▸ **Task data**

** begin **

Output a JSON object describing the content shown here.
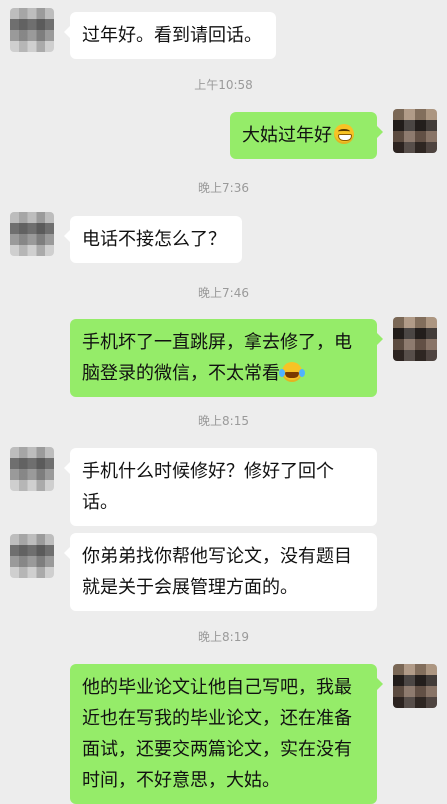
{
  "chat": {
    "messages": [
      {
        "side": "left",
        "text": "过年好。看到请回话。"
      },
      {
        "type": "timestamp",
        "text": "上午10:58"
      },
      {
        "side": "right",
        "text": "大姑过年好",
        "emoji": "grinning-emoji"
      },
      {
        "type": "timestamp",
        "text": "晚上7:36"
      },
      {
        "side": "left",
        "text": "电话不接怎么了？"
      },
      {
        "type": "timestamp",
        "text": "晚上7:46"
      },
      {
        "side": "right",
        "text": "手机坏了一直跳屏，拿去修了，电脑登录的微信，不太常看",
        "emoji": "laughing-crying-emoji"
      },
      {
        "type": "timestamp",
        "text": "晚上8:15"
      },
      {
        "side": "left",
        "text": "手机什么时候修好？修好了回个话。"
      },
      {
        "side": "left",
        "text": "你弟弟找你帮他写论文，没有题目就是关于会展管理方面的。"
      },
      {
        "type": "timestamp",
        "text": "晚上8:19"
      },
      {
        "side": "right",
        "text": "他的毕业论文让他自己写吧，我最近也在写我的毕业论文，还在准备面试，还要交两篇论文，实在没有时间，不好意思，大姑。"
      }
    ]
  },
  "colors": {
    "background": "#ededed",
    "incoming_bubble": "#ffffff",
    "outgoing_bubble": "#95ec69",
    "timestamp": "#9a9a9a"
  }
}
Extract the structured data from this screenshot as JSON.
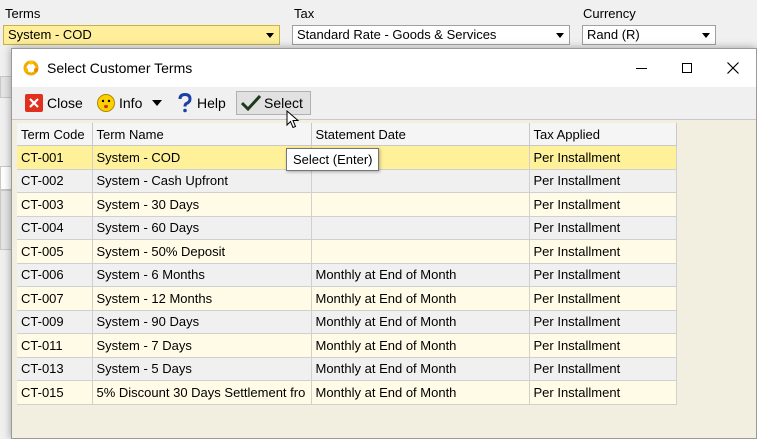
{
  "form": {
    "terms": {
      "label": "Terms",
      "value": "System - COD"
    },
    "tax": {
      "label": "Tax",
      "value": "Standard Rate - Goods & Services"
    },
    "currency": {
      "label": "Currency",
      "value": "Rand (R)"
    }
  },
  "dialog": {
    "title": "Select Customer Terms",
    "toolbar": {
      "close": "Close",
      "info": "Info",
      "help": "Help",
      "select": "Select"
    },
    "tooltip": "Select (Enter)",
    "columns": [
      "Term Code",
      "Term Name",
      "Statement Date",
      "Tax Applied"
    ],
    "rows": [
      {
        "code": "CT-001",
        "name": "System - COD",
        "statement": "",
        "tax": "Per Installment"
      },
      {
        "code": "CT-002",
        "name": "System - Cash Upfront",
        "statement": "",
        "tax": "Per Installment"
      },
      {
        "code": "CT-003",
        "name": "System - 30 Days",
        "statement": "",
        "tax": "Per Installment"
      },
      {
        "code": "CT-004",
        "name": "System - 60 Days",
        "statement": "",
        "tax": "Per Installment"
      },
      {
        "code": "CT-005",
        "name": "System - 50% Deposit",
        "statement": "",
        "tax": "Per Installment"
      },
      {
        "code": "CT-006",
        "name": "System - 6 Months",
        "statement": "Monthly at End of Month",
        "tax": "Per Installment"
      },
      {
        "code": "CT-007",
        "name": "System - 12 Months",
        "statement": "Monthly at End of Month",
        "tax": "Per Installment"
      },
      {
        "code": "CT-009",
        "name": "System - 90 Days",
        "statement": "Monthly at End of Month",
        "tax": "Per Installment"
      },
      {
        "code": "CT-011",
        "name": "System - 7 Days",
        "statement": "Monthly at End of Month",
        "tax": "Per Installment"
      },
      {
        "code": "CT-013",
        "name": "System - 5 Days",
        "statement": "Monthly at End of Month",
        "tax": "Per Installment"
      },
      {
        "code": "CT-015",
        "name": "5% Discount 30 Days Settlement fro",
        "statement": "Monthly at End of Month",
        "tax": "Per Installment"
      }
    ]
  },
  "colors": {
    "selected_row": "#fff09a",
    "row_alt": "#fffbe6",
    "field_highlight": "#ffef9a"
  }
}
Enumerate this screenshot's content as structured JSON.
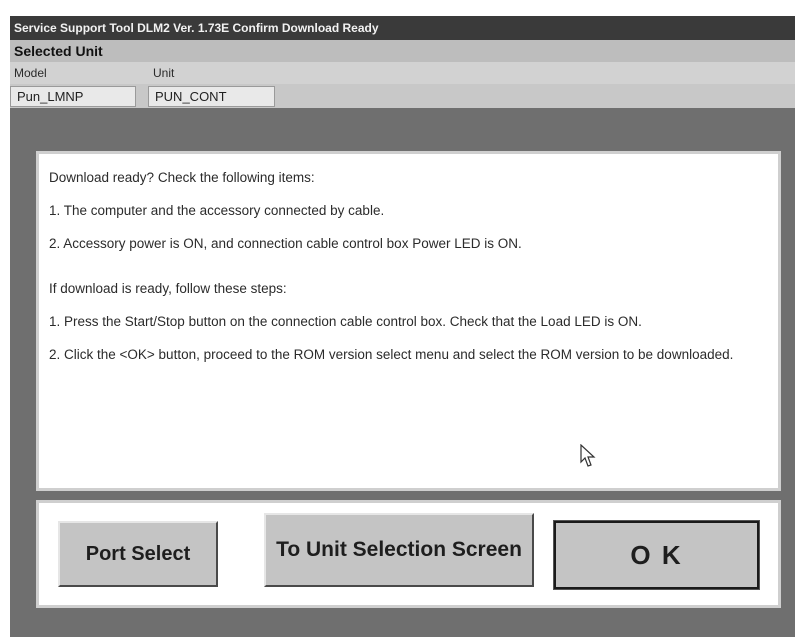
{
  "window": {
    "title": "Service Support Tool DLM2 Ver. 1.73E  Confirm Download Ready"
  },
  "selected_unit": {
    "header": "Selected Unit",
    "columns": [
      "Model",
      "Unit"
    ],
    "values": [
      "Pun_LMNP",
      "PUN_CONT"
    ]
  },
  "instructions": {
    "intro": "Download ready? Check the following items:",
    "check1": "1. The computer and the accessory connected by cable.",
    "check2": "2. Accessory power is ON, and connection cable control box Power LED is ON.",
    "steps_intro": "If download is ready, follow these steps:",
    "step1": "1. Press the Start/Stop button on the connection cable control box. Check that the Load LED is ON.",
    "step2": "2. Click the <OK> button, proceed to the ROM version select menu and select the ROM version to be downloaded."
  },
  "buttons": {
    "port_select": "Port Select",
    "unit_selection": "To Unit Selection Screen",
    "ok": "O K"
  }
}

** end **
** begin **

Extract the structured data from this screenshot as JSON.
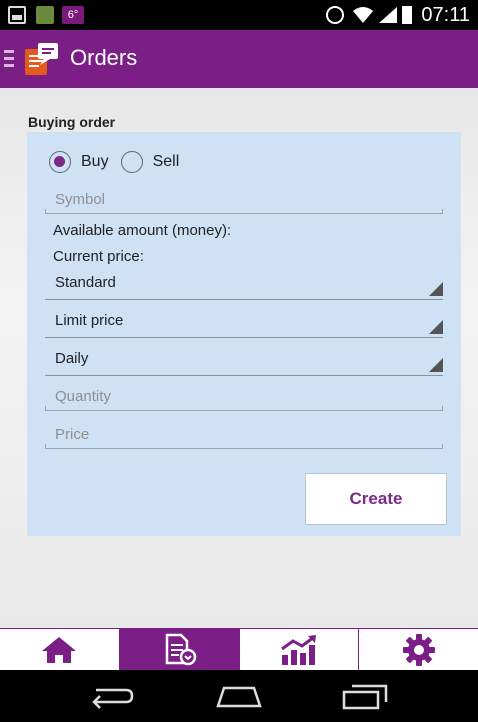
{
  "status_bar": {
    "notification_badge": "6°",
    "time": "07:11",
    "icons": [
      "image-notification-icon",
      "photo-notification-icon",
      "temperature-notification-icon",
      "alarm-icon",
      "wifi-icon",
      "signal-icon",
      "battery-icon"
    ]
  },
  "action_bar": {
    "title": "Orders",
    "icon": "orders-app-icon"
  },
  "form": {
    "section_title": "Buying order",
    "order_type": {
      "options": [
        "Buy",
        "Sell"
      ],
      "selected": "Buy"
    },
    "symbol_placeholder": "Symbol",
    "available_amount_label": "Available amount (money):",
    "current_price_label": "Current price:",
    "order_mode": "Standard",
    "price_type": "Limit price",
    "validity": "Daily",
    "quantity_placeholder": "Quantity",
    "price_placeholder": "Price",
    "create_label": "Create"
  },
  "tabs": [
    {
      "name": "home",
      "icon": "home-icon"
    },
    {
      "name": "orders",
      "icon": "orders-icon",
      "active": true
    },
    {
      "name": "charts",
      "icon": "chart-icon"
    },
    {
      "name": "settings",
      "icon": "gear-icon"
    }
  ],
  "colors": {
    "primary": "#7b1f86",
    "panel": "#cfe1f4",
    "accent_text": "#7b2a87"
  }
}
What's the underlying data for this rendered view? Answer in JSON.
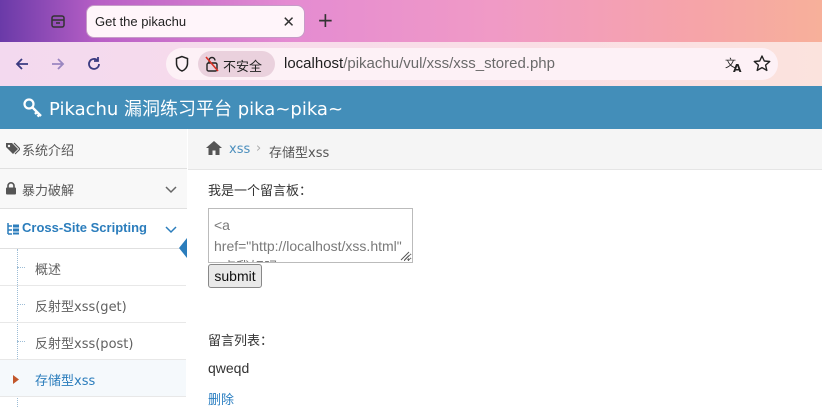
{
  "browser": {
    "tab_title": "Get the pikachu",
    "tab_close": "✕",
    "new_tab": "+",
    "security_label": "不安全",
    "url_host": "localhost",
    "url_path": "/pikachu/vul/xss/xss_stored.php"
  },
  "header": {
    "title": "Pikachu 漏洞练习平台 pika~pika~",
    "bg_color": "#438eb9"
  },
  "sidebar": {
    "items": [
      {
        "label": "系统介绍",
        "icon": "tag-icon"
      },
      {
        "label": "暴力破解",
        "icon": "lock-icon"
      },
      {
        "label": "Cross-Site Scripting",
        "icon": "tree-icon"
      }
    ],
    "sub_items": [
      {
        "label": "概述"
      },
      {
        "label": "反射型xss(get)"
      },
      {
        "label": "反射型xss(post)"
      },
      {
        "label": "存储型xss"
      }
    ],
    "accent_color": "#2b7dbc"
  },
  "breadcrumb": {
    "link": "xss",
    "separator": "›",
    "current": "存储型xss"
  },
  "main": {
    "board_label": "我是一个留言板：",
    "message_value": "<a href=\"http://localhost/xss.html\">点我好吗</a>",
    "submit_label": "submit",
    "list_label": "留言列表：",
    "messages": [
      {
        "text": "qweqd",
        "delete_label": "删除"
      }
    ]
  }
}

** end **
** begin **

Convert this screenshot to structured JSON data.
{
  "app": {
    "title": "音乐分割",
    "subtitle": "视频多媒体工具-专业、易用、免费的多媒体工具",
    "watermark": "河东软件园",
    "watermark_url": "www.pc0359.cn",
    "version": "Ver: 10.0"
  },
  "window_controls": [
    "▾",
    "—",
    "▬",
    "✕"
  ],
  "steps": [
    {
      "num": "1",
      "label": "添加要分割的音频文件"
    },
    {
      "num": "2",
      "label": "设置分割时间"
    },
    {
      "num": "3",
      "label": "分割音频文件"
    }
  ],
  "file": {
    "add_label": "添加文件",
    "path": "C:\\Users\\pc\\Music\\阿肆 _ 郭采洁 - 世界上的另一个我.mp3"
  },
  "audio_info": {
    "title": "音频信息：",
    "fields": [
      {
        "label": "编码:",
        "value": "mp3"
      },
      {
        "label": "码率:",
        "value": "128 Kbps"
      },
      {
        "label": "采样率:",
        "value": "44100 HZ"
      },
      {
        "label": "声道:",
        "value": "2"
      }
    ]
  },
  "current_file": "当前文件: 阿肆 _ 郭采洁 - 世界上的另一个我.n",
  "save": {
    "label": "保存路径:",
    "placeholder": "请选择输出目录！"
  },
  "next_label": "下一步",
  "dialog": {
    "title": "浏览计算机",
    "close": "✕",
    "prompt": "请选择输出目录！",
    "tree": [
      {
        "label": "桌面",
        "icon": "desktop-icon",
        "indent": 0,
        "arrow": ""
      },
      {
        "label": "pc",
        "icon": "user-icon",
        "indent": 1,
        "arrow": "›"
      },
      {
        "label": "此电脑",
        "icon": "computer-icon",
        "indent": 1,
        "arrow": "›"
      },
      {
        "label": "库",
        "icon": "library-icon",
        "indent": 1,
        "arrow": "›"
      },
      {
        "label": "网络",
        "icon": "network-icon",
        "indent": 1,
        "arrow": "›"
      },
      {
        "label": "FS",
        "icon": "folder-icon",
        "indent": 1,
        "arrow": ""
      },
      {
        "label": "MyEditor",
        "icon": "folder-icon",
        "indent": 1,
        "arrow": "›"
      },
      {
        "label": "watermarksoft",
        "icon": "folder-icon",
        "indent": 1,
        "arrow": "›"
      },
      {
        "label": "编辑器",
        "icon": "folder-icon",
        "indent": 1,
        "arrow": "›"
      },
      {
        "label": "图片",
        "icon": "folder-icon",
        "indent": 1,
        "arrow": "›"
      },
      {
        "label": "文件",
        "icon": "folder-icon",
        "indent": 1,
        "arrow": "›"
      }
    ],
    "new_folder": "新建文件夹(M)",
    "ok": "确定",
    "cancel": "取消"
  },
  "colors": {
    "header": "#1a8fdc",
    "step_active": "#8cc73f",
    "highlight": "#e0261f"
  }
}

** end **

▸ **Exercise description**
From the data above, copy each line where the string "JSON" appears.

▸ **Result**
Output a JSON object describing the content shown here.
Extract the structured data from this screenshot as JSON.
Enumerate this screenshot's content as structured JSON.
Extract the structured data from this screenshot as JSON.
What's the underlying data for this rendered view? Answer in JSON.
Convert this screenshot to structured JSON data.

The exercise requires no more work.